EXERCISE REQUIREMENTS – Update the stretch of the records from the line containing "returned-gauge: 0%10%20%30%40%50%60%70%80%90%100% <box>371" through the line containing "pdf-icon <box>127 25 136 36</box>" by replacing "sidebar-divider" with "sidebar-separator" and changing nothing else. Return only those lines.

SUPPLIED ENTRIES –
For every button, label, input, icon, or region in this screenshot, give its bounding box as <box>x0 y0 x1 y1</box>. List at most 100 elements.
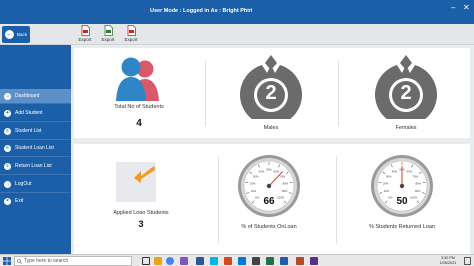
returned-gauge: 0%10%20%30%40%50%60%70%80%90%100% <box>371 155 433 217</box>
females-value: 2 <box>400 82 412 104</box>
stats-card-bottom: Applied Loan Students 3 0% 10% 20% 30% 40% 50… <box>74 144 470 255</box>
onloan-label: % of Students OnLoan <box>241 224 297 230</box>
pdf-icon <box>81 25 90 36</box>
back-button[interactable]: ← Back <box>2 26 30 43</box>
sidebar-item-label: Student List <box>15 128 42 134</box>
word-icon[interactable] <box>196 257 204 265</box>
gauge-tick-label: 40% <box>392 169 398 173</box>
divider <box>218 156 219 244</box>
back-arrow-icon: ← <box>5 30 14 39</box>
export-pdf-button[interactable]: Export <box>75 24 95 45</box>
export-label: Export <box>78 37 92 42</box>
sidebar-divider <box>0 156 71 157</box>
gauge-tick-label: 10% <box>384 189 390 193</box>
back-label: Back <box>17 32 28 37</box>
sidebar-item-student-list[interactable]: ≡ Student List <box>0 124 71 138</box>
gauge-tick-label: 90% <box>415 189 421 193</box>
gauge-tick-label: 30% <box>386 174 392 178</box>
sidebar-divider <box>0 103 71 104</box>
app-icon[interactable] <box>252 257 260 265</box>
windows-start-icon[interactable] <box>3 257 11 265</box>
toolbar: ← Back Export Export Export <box>0 24 474 45</box>
gauge-tick-label: 90% <box>282 189 288 193</box>
females-label: Females <box>395 125 417 131</box>
pdf-icon <box>127 25 136 36</box>
sidebar-item-label: Student Loan List <box>15 145 54 151</box>
search-placeholder: Type here to search <box>24 258 69 264</box>
sidebar-item-exit[interactable]: × Exit <box>0 194 71 208</box>
total-students-value: 4 <box>136 118 142 129</box>
export-excel-button[interactable]: Export <box>98 24 118 45</box>
gauge-tick-label: 70% <box>280 174 286 178</box>
logout-icon: → <box>4 180 11 188</box>
gauge-tick-label: 70% <box>413 174 419 178</box>
gauge-tick-label: 20% <box>383 181 389 185</box>
sidebar: ⌂ Dashboard + Add Student ≡ Student List… <box>0 45 71 255</box>
sidebar-item-return-loan-list[interactable]: ≡ Return Loan List <box>0 159 71 173</box>
dashboard-panel: Total No of Students 4 2 Males 2 Females <box>74 48 474 255</box>
store-icon[interactable] <box>238 257 246 265</box>
sidebar-divider <box>0 121 71 122</box>
students-icon <box>116 57 159 101</box>
home-icon: ⌂ <box>4 92 11 100</box>
app-icon[interactable] <box>310 257 318 265</box>
app-icon[interactable] <box>280 257 288 265</box>
gauge-tick-label: 30% <box>253 174 259 178</box>
search-icon <box>17 258 22 264</box>
sidebar-divider <box>0 192 71 193</box>
excel-taskbar-icon[interactable] <box>266 257 274 265</box>
sidebar-item-add-student[interactable]: + Add Student <box>0 106 71 120</box>
taskbar-search-input[interactable]: Type here to search <box>14 256 132 266</box>
skype-icon[interactable] <box>210 257 218 265</box>
close-button[interactable]: ✕ <box>463 4 470 12</box>
title-bar: User Mode : Logged in As : Bright Phiri … <box>0 0 474 24</box>
applied-loan-value: 3 <box>138 219 144 229</box>
divider <box>338 60 339 126</box>
sidebar-item-label: LogOut <box>15 181 32 187</box>
gauge-tick-label: 60% <box>407 169 413 173</box>
export-label: Export <box>124 37 138 42</box>
sidebar-item-student-loan-list[interactable]: ≡ Student Loan List <box>0 141 71 155</box>
file-explorer-icon[interactable] <box>154 257 162 265</box>
exit-icon: × <box>4 197 11 205</box>
returned-label: % Students Returned Loan <box>368 224 436 230</box>
gauge-tick-label: 80% <box>282 181 288 185</box>
clock[interactable]: 3:30 PM 1/26/2021 <box>436 256 460 266</box>
sidebar-item-label: Return Loan List <box>15 163 52 169</box>
onloan-gauge: 0%10%20%30%40% 50% 60%70%80%90%100% <box>238 155 300 217</box>
total-students-label: Total No of Students <box>114 104 164 110</box>
males-label: Males <box>263 125 279 131</box>
divider <box>336 156 337 244</box>
powerpoint-icon[interactable] <box>224 257 232 265</box>
user-mode-label: User Mode : Logged in As : Bright Phiri <box>150 8 253 14</box>
gauge-tick-label: 20% <box>250 181 256 185</box>
sidebar-item-logout[interactable]: → LogOut <box>0 177 71 191</box>
gauge-tick-label: 80% <box>415 181 421 185</box>
list-icon: ≡ <box>4 144 11 152</box>
gauge-tick-label: 50% <box>266 168 272 172</box>
list-icon: ≡ <box>4 162 11 170</box>
minimize-button[interactable]: – <box>451 4 455 12</box>
males-value: 2 <box>265 82 277 104</box>
sidebar-item-dashboard[interactable]: ⌂ Dashboard <box>0 89 71 103</box>
notification-icon[interactable] <box>464 257 471 265</box>
applied-loan-label: Applied Loan Students <box>113 210 169 216</box>
gauge-tick-label: 60% <box>274 169 280 173</box>
gauge-tick-label: 10% <box>251 189 257 193</box>
divider <box>205 60 206 126</box>
excel-icon <box>104 25 113 36</box>
chrome-icon[interactable] <box>166 257 174 265</box>
list-icon: ≡ <box>4 127 11 135</box>
returned-value: 50 <box>396 196 408 207</box>
taskbar: Type here to search 3:30 PM 1/26/2021 <box>0 254 474 266</box>
export-label: Export <box>101 37 115 42</box>
plus-icon: + <box>4 109 11 117</box>
sidebar-item-label: Dashboard <box>15 93 40 99</box>
app-icon[interactable] <box>296 257 304 265</box>
sidebar-item-label: Exit <box>15 198 24 204</box>
sidebar-item-label: Add Student <box>15 110 43 116</box>
orange-arrow-icon <box>134 166 155 183</box>
task-view-icon[interactable] <box>142 257 150 265</box>
visual-studio-icon[interactable] <box>180 257 188 265</box>
export-pdf-button-2[interactable]: Export <box>121 24 141 45</box>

REPLY TO THE EXERCISE –
returned-gauge: 0%10%20%30%40%50%60%70%80%90%100% <box>371 155 433 217</box>
females-value: 2 <box>400 82 412 104</box>
stats-card-bottom: Applied Loan Students 3 0% 10% 20% 30% 40% 50… <box>74 144 470 255</box>
onloan-label: % of Students OnLoan <box>241 224 297 230</box>
pdf-icon <box>81 25 90 36</box>
back-button[interactable]: ← Back <box>2 26 30 43</box>
sidebar-item-label: Student List <box>15 128 42 134</box>
word-icon[interactable] <box>196 257 204 265</box>
gauge-tick-label: 40% <box>392 169 398 173</box>
divider <box>218 156 219 244</box>
back-arrow-icon: ← <box>5 30 14 39</box>
export-pdf-button[interactable]: Export <box>75 24 95 45</box>
export-label: Export <box>78 37 92 42</box>
sidebar-separator <box>0 156 71 157</box>
gauge-tick-label: 10% <box>384 189 390 193</box>
back-label: Back <box>17 32 28 37</box>
sidebar-item-student-list[interactable]: ≡ Student List <box>0 124 71 138</box>
gauge-tick-label: 90% <box>415 189 421 193</box>
gauge-tick-label: 30% <box>386 174 392 178</box>
sidebar-separator <box>0 103 71 104</box>
app-icon[interactable] <box>252 257 260 265</box>
windows-start-icon[interactable] <box>3 257 11 265</box>
toolbar: ← Back Export Export Export <box>0 24 474 45</box>
gauge-tick-label: 90% <box>282 189 288 193</box>
females-label: Females <box>395 125 417 131</box>
pdf-icon <box>127 25 136 36</box>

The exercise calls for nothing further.